# Listed records:
════════════════════

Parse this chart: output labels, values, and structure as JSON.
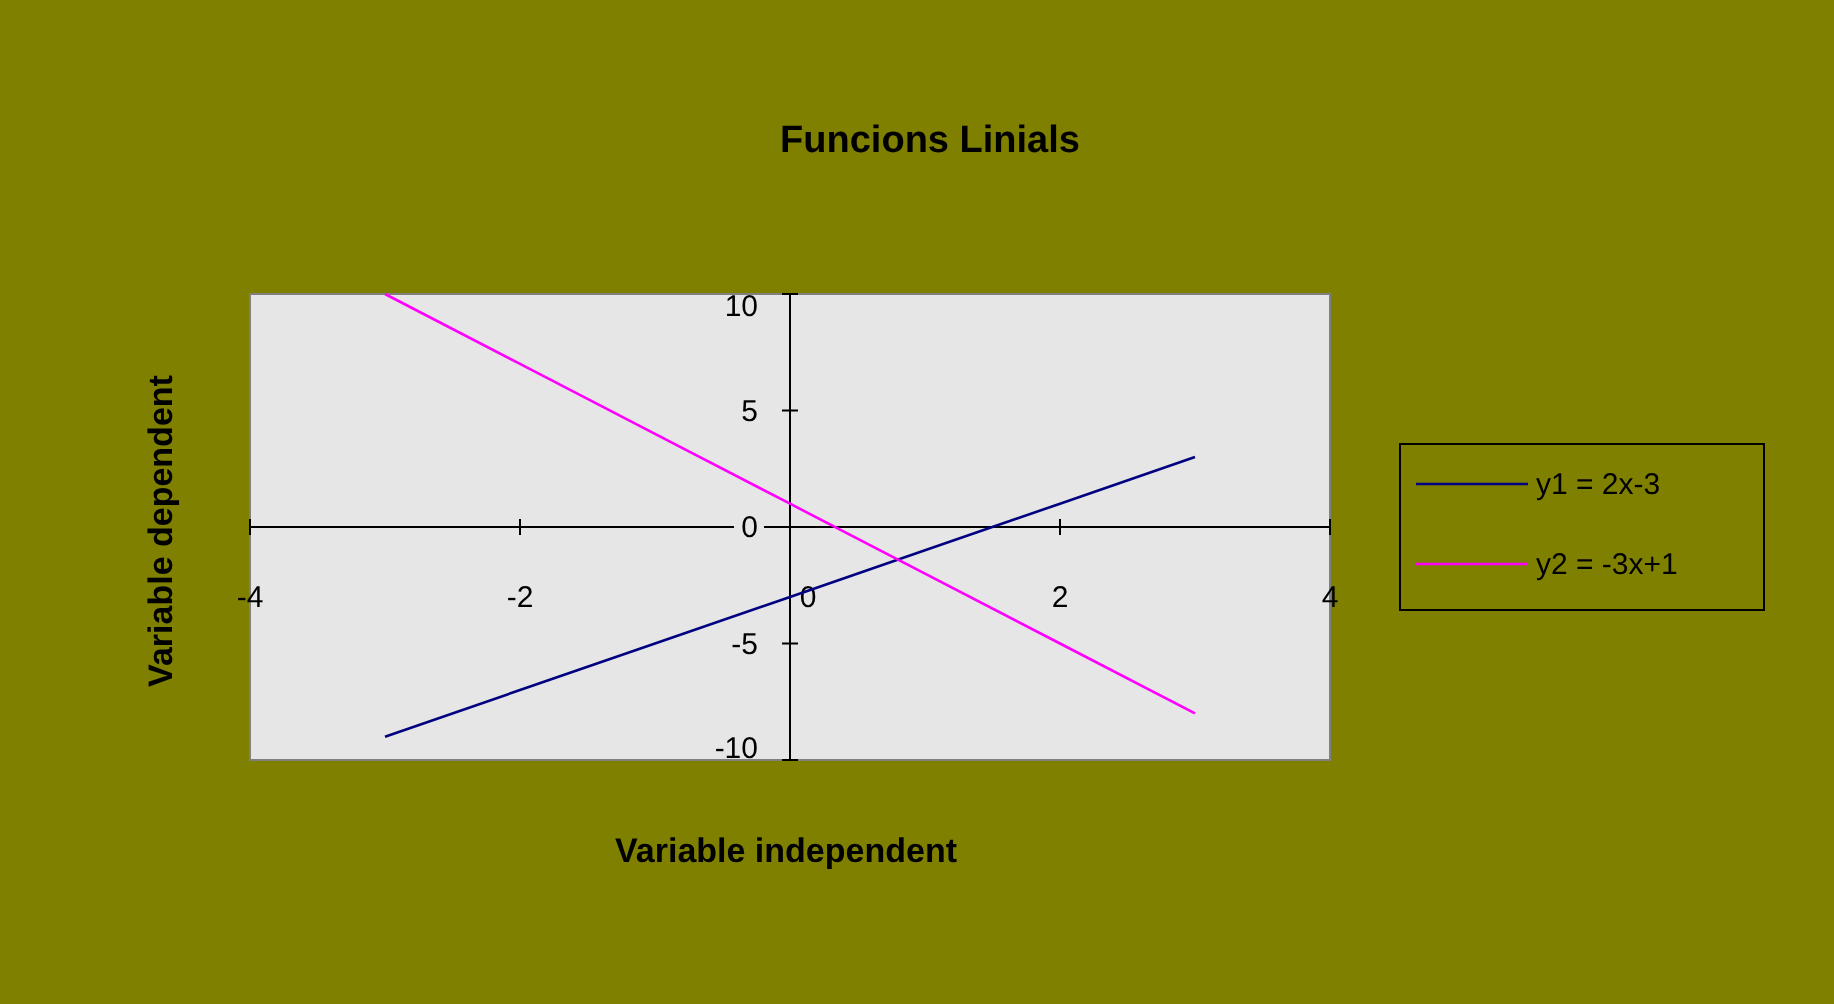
{
  "chart_data": {
    "type": "line",
    "title": "Funcions Linials",
    "xlabel": "Variable independent",
    "ylabel": "Variable dependent",
    "x": [
      -3,
      -2,
      -1,
      0,
      1,
      2,
      3
    ],
    "series": [
      {
        "name": "y1 = 2x-3",
        "color": "#000080",
        "values": [
          -9,
          -7,
          -5,
          -3,
          -1,
          1,
          3
        ]
      },
      {
        "name": "y2 = -3x+1",
        "color": "#ff00ff",
        "values": [
          10,
          7,
          4,
          1,
          -2,
          -5,
          -8
        ]
      }
    ],
    "xlim": [
      -4,
      4
    ],
    "ylim": [
      -10,
      10
    ],
    "xticks": [
      -4,
      -2,
      0,
      2,
      4
    ],
    "yticks": [
      -10,
      -5,
      0,
      5,
      10
    ],
    "grid": false,
    "legend": "right",
    "marker": "none",
    "line_style": "solid"
  }
}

════════════════════

# Work to do:
Reproduce each entry precisely, dropping only the pictures.

# Response:
Parse this chart: output labels, values, and structure as JSON.
{
  "chart_data": {
    "type": "line",
    "title": "Funcions Linials",
    "xlabel": "Variable independent",
    "ylabel": "Variable dependent",
    "x": [
      -3,
      -2,
      -1,
      0,
      1,
      2,
      3
    ],
    "series": [
      {
        "name": "y1 = 2x-3",
        "color": "#000080",
        "values": [
          -9,
          -7,
          -5,
          -3,
          -1,
          1,
          3
        ]
      },
      {
        "name": "y2 = -3x+1",
        "color": "#ff00ff",
        "values": [
          10,
          7,
          4,
          1,
          -2,
          -5,
          -8
        ]
      }
    ],
    "xlim": [
      -4,
      4
    ],
    "ylim": [
      -10,
      10
    ],
    "xticks": [
      -4,
      -2,
      0,
      2,
      4
    ],
    "yticks": [
      -10,
      -5,
      0,
      5,
      10
    ],
    "grid": false,
    "legend": "right",
    "marker": "none",
    "line_style": "solid"
  }
}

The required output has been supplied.